## DATA ENTRIES
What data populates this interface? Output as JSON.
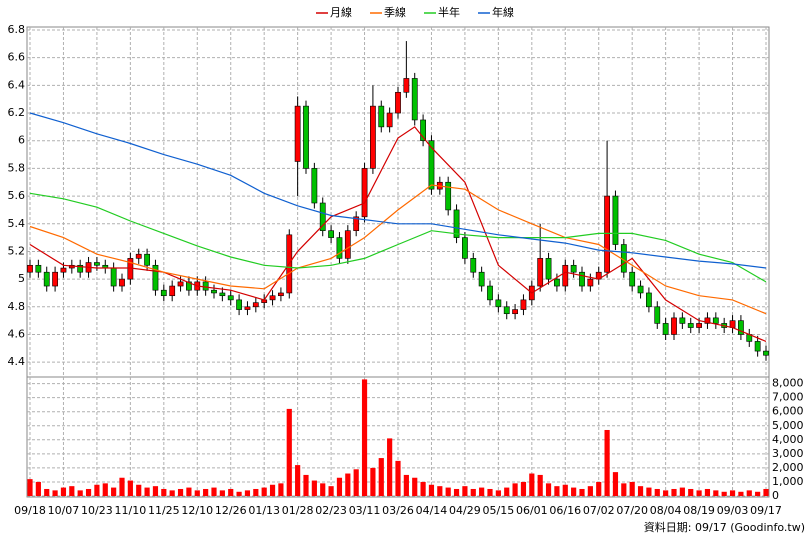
{
  "chart_data": {
    "type": "candlestick",
    "source": "資料日期: 09/17  (Goodinfo.tw)",
    "categories": [
      "09/18",
      null,
      null,
      null,
      "10/07",
      null,
      null,
      null,
      "10/23",
      null,
      null,
      null,
      "11/10",
      null,
      null,
      null,
      "11/25",
      null,
      null,
      null,
      "12/10",
      null,
      null,
      null,
      "12/26",
      null,
      null,
      null,
      "01/13",
      null,
      null,
      null,
      "01/28",
      null,
      null,
      null,
      "02/23",
      null,
      null,
      null,
      "03/11",
      null,
      null,
      null,
      "03/26",
      null,
      null,
      null,
      "04/14",
      null,
      null,
      null,
      "04/29",
      null,
      null,
      null,
      "05/15",
      null,
      null,
      null,
      "06/01",
      null,
      null,
      null,
      "06/16",
      null,
      null,
      null,
      "07/02",
      null,
      null,
      null,
      "07/20",
      null,
      null,
      null,
      "08/04",
      null,
      null,
      null,
      "08/19",
      null,
      null,
      null,
      "09/03",
      null,
      null,
      null,
      "09/17"
    ],
    "open": [
      5.05,
      5.1,
      5.05,
      4.95,
      5.05,
      5.08,
      5.1,
      5.05,
      5.12,
      5.1,
      5.08,
      4.95,
      5.0,
      5.15,
      5.18,
      5.1,
      4.92,
      4.88,
      4.95,
      4.98,
      4.92,
      4.98,
      4.92,
      4.9,
      4.88,
      4.85,
      4.78,
      4.8,
      4.83,
      4.85,
      4.88,
      4.9,
      5.85,
      6.25,
      5.8,
      5.55,
      5.35,
      5.3,
      5.15,
      5.35,
      5.45,
      5.8,
      6.25,
      6.1,
      6.2,
      6.35,
      6.45,
      6.15,
      6.0,
      5.65,
      5.7,
      5.5,
      5.3,
      5.15,
      5.05,
      4.95,
      4.85,
      4.8,
      4.75,
      4.78,
      4.85,
      4.95,
      5.15,
      5.0,
      4.95,
      5.1,
      5.05,
      4.95,
      5.0,
      5.05,
      5.6,
      5.25,
      5.05,
      4.95,
      4.9,
      4.8,
      4.68,
      4.6,
      4.72,
      4.68,
      4.65,
      4.68,
      4.72,
      4.68,
      4.65,
      4.7,
      4.6,
      4.55,
      4.48
    ],
    "high": [
      5.14,
      5.14,
      5.09,
      5.09,
      5.12,
      5.14,
      5.14,
      5.16,
      5.16,
      5.14,
      5.12,
      5.04,
      5.19,
      5.22,
      5.22,
      5.14,
      4.96,
      4.99,
      5.02,
      5.02,
      5.02,
      5.02,
      4.96,
      4.94,
      4.92,
      4.89,
      4.84,
      4.87,
      4.89,
      4.92,
      4.94,
      5.36,
      6.32,
      6.29,
      5.84,
      5.59,
      5.39,
      5.34,
      5.39,
      5.49,
      5.84,
      6.4,
      6.29,
      6.24,
      6.39,
      6.72,
      6.49,
      6.19,
      6.04,
      5.74,
      5.74,
      5.54,
      5.34,
      5.19,
      5.09,
      4.99,
      4.89,
      4.84,
      4.82,
      4.89,
      4.99,
      5.4,
      5.19,
      5.04,
      5.14,
      5.14,
      5.09,
      5.04,
      5.09,
      6.0,
      5.64,
      5.29,
      5.09,
      4.99,
      4.94,
      4.84,
      4.72,
      4.76,
      4.76,
      4.72,
      4.72,
      4.76,
      4.76,
      4.72,
      4.74,
      4.74,
      4.64,
      4.59,
      4.52
    ],
    "low": [
      5.01,
      5.01,
      4.91,
      4.91,
      5.01,
      5.04,
      5.01,
      5.01,
      5.06,
      5.04,
      4.91,
      4.91,
      4.96,
      5.11,
      5.06,
      4.88,
      4.84,
      4.84,
      4.91,
      4.88,
      4.88,
      4.88,
      4.86,
      4.84,
      4.81,
      4.74,
      4.74,
      4.76,
      4.79,
      4.81,
      4.84,
      4.86,
      5.6,
      5.76,
      5.51,
      5.31,
      5.26,
      5.11,
      5.11,
      5.31,
      5.41,
      5.76,
      6.06,
      6.06,
      6.16,
      6.31,
      6.11,
      5.96,
      5.61,
      5.61,
      5.46,
      5.26,
      5.11,
      5.01,
      4.91,
      4.81,
      4.76,
      4.71,
      4.71,
      4.74,
      4.81,
      4.91,
      4.96,
      4.91,
      4.91,
      5.01,
      4.91,
      4.91,
      4.96,
      5.01,
      5.21,
      5.01,
      4.91,
      4.86,
      4.76,
      4.64,
      4.56,
      4.56,
      4.64,
      4.61,
      4.61,
      4.64,
      4.64,
      4.61,
      4.61,
      4.56,
      4.51,
      4.44,
      4.41
    ],
    "close": [
      5.1,
      5.05,
      4.95,
      5.05,
      5.08,
      5.1,
      5.05,
      5.12,
      5.1,
      5.08,
      4.95,
      5.0,
      5.15,
      5.18,
      5.1,
      4.92,
      4.88,
      4.95,
      4.98,
      4.92,
      4.98,
      4.92,
      4.9,
      4.88,
      4.85,
      4.78,
      4.8,
      4.83,
      4.85,
      4.88,
      4.9,
      5.32,
      6.25,
      5.8,
      5.55,
      5.35,
      5.3,
      5.15,
      5.35,
      5.45,
      5.8,
      6.25,
      6.1,
      6.2,
      6.35,
      6.45,
      6.15,
      6.0,
      5.65,
      5.7,
      5.5,
      5.3,
      5.15,
      5.05,
      4.95,
      4.85,
      4.8,
      4.75,
      4.78,
      4.85,
      4.95,
      5.15,
      5.0,
      4.95,
      5.1,
      5.05,
      4.95,
      5.0,
      5.05,
      5.6,
      5.25,
      5.05,
      4.95,
      4.9,
      4.8,
      4.68,
      4.6,
      4.72,
      4.68,
      4.65,
      4.68,
      4.72,
      4.68,
      4.65,
      4.7,
      4.6,
      4.55,
      4.48,
      4.45
    ],
    "volume": [
      1200,
      1000,
      500,
      400,
      600,
      700,
      400,
      500,
      800,
      900,
      600,
      1300,
      1100,
      800,
      600,
      700,
      500,
      400,
      500,
      600,
      400,
      500,
      600,
      400,
      500,
      300,
      400,
      500,
      600,
      800,
      900,
      6200,
      2200,
      1500,
      1100,
      900,
      700,
      1300,
      1600,
      1900,
      8300,
      2000,
      2700,
      4100,
      2500,
      1500,
      1300,
      1000,
      800,
      700,
      600,
      500,
      700,
      500,
      600,
      500,
      400,
      600,
      900,
      1000,
      1600,
      1500,
      900,
      700,
      800,
      600,
      500,
      700,
      1000,
      4700,
      1700,
      900,
      1000,
      700,
      600,
      500,
      400,
      500,
      600,
      500,
      400,
      500,
      400,
      300,
      400,
      300,
      400,
      300,
      500
    ],
    "up_color": "#ff0000",
    "down_color": "#00c000",
    "volume_color": "#ff0000",
    "series": [
      {
        "name": "月線",
        "color": "#d40000",
        "x": [
          0,
          4,
          8,
          12,
          16,
          20,
          24,
          28,
          32,
          36,
          40,
          44,
          46,
          48,
          52,
          56,
          60,
          64,
          68,
          72,
          76,
          80,
          84,
          88
        ],
        "values": [
          5.25,
          5.1,
          5.08,
          5.08,
          5.05,
          4.95,
          4.92,
          4.85,
          5.2,
          5.45,
          5.55,
          6.02,
          6.1,
          5.95,
          5.7,
          5.1,
          4.9,
          5.05,
          5.0,
          5.15,
          4.85,
          4.7,
          4.65,
          4.55
        ]
      },
      {
        "name": "季線",
        "color": "#ff6a00",
        "x": [
          0,
          4,
          8,
          12,
          16,
          20,
          24,
          28,
          32,
          36,
          40,
          44,
          48,
          52,
          56,
          60,
          64,
          68,
          72,
          76,
          80,
          84,
          88
        ],
        "values": [
          5.38,
          5.3,
          5.18,
          5.12,
          5.05,
          5.0,
          4.95,
          4.93,
          5.08,
          5.15,
          5.3,
          5.5,
          5.68,
          5.65,
          5.5,
          5.4,
          5.3,
          5.25,
          5.1,
          4.95,
          4.88,
          4.85,
          4.75
        ]
      },
      {
        "name": "半年",
        "color": "#22cc22",
        "x": [
          0,
          4,
          8,
          12,
          16,
          20,
          24,
          28,
          32,
          36,
          40,
          44,
          48,
          52,
          56,
          60,
          64,
          68,
          72,
          76,
          80,
          84,
          88
        ],
        "values": [
          5.62,
          5.58,
          5.52,
          5.42,
          5.33,
          5.24,
          5.16,
          5.1,
          5.08,
          5.1,
          5.15,
          5.25,
          5.35,
          5.32,
          5.3,
          5.3,
          5.3,
          5.33,
          5.33,
          5.28,
          5.18,
          5.12,
          4.98
        ]
      },
      {
        "name": "年線",
        "color": "#1060d0",
        "x": [
          0,
          4,
          8,
          12,
          16,
          20,
          24,
          28,
          32,
          36,
          40,
          44,
          48,
          52,
          56,
          60,
          64,
          68,
          72,
          76,
          80,
          84,
          88
        ],
        "values": [
          6.2,
          6.13,
          6.05,
          5.98,
          5.9,
          5.83,
          5.75,
          5.62,
          5.53,
          5.46,
          5.43,
          5.4,
          5.4,
          5.36,
          5.32,
          5.29,
          5.26,
          5.21,
          5.19,
          5.16,
          5.13,
          5.11,
          5.08
        ]
      }
    ],
    "ylim": [
      4.3,
      6.8
    ],
    "yticks": [
      4.4,
      4.6,
      4.8,
      5,
      5.2,
      5.4,
      5.6,
      5.8,
      6,
      6.2,
      6.4,
      6.6,
      6.8
    ],
    "y2lim": [
      0,
      8400
    ],
    "y2ticks": [
      0,
      {
        "value": 1000,
        "label": "1,000"
      },
      {
        "value": 2000,
        "label": "2,000"
      },
      {
        "value": 3000,
        "label": "3,000"
      },
      {
        "value": 4000,
        "label": "4,000"
      },
      {
        "value": 5000,
        "label": "5,000"
      },
      {
        "value": 6000,
        "label": "6,000"
      },
      {
        "value": 7000,
        "label": "7,000"
      },
      {
        "value": 8000,
        "label": "8,000"
      }
    ],
    "grid": true
  }
}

## WHAT YOU WILL DO
Give only the number of lines in the records that contain the string "label".

## OUTPUT BELOW
8